◆ Task prompt ◆
Set down each line of the material that follows, exactly, with no pictures.

::: Stored records

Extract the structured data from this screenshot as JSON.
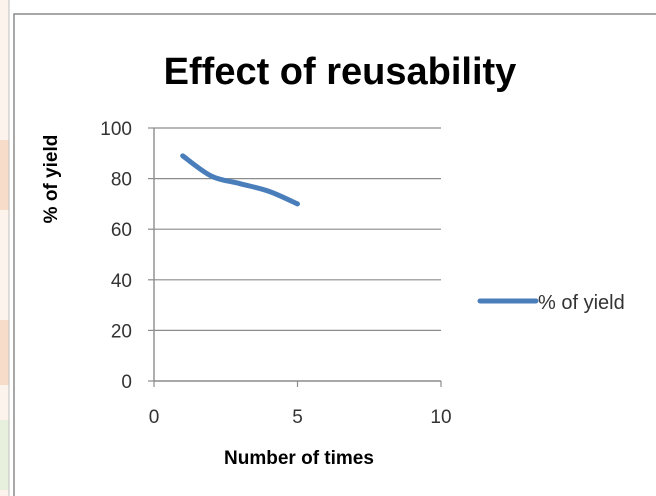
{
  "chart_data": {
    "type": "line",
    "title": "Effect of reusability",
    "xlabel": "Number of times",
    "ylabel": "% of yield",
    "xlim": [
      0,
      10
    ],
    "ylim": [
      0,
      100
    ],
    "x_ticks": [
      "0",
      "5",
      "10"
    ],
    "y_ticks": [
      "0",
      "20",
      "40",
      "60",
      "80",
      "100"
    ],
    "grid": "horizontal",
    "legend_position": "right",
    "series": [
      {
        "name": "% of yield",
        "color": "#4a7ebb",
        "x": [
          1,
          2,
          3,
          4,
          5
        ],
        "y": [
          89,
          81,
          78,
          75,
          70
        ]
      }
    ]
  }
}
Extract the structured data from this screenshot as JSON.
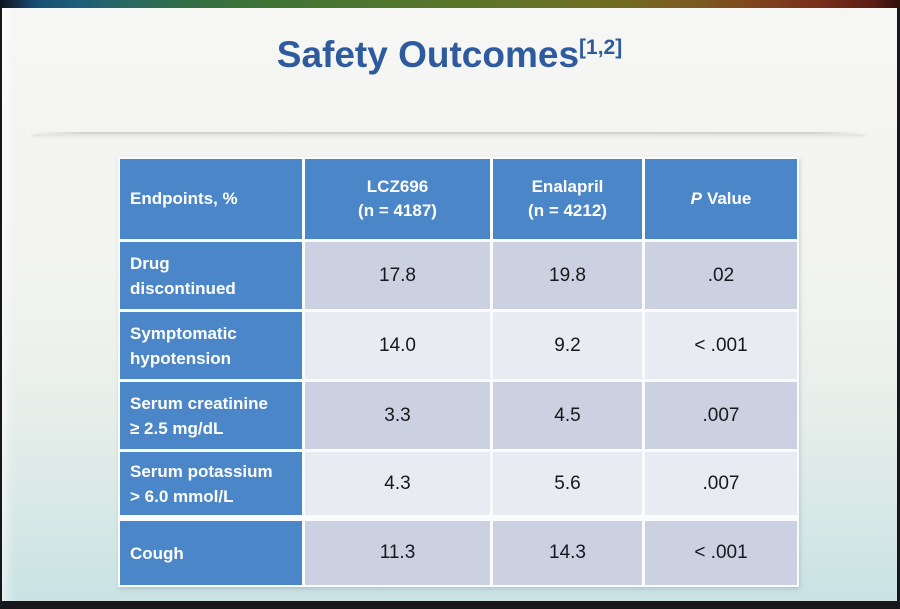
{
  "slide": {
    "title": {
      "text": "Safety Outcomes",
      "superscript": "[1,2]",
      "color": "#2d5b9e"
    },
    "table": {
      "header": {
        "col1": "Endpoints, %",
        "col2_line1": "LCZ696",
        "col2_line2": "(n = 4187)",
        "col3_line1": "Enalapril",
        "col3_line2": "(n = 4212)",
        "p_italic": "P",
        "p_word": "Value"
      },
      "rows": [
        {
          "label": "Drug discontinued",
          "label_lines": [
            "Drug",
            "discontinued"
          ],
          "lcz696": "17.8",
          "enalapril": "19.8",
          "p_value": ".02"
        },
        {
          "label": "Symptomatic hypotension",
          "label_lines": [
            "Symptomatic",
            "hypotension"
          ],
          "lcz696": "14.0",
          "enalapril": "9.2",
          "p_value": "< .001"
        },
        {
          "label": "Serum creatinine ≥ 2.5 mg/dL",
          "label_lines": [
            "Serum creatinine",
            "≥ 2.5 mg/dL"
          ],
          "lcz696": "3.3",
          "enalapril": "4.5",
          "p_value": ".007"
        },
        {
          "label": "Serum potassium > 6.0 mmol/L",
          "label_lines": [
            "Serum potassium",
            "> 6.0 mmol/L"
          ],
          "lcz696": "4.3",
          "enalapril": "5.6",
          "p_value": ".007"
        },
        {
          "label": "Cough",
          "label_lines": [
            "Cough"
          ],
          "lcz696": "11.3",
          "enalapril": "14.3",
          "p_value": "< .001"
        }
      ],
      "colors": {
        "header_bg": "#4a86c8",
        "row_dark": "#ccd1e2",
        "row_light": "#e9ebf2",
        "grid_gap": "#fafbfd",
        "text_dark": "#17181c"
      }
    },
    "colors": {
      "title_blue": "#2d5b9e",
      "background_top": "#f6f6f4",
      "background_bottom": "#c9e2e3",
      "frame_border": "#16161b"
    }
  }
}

::::::

◆ Solution below ◆
Extract the structured data from this screenshot as JSON.
{
  "chart_data": {
    "type": "line",
    "title": "Effect of reusability",
    "xlabel": "Number of times",
    "ylabel": "% of yield",
    "xlim": [
      0,
      10
    ],
    "ylim": [
      0,
      100
    ],
    "x_ticks": [
      "0",
      "5",
      "10"
    ],
    "y_ticks": [
      "0",
      "20",
      "40",
      "60",
      "80",
      "100"
    ],
    "grid": "horizontal",
    "legend_position": "right",
    "series": [
      {
        "name": "% of yield",
        "color": "#4a7ebb",
        "x": [
          1,
          2,
          3,
          4,
          5
        ],
        "y": [
          89,
          81,
          78,
          75,
          70
        ]
      }
    ]
  }
}
Extract the structured data from this screenshot as JSON.
{
  "slide": {
    "title": {
      "text": "Safety Outcomes",
      "superscript": "[1,2]",
      "color": "#2d5b9e"
    },
    "table": {
      "header": {
        "col1": "Endpoints, %",
        "col2_line1": "LCZ696",
        "col2_line2": "(n = 4187)",
        "col3_line1": "Enalapril",
        "col3_line2": "(n = 4212)",
        "p_italic": "P",
        "p_word": "Value"
      },
      "rows": [
        {
          "label": "Drug discontinued",
          "label_lines": [
            "Drug",
            "discontinued"
          ],
          "lcz696": "17.8",
          "enalapril": "19.8",
          "p_value": ".02"
        },
        {
          "label": "Symptomatic hypotension",
          "label_lines": [
            "Symptomatic",
            "hypotension"
          ],
          "lcz696": "14.0",
          "enalapril": "9.2",
          "p_value": "< .001"
        },
        {
          "label": "Serum creatinine ≥ 2.5 mg/dL",
          "label_lines": [
            "Serum creatinine",
            "≥ 2.5 mg/dL"
          ],
          "lcz696": "3.3",
          "enalapril": "4.5",
          "p_value": ".007"
        },
        {
          "label": "Serum potassium > 6.0 mmol/L",
          "label_lines": [
            "Serum potassium",
            "> 6.0 mmol/L"
          ],
          "lcz696": "4.3",
          "enalapril": "5.6",
          "p_value": ".007"
        },
        {
          "label": "Cough",
          "label_lines": [
            "Cough"
          ],
          "lcz696": "11.3",
          "enalapril": "14.3",
          "p_value": "< .001"
        }
      ],
      "colors": {
        "header_bg": "#4a86c8",
        "row_dark": "#ccd1e2",
        "row_light": "#e9ebf2",
        "grid_gap": "#fafbfd",
        "text_dark": "#17181c"
      }
    },
    "colors": {
      "title_blue": "#2d5b9e",
      "background_top": "#f6f6f4",
      "background_bottom": "#c9e2e3",
      "frame_border": "#16161b"
    }
  }
}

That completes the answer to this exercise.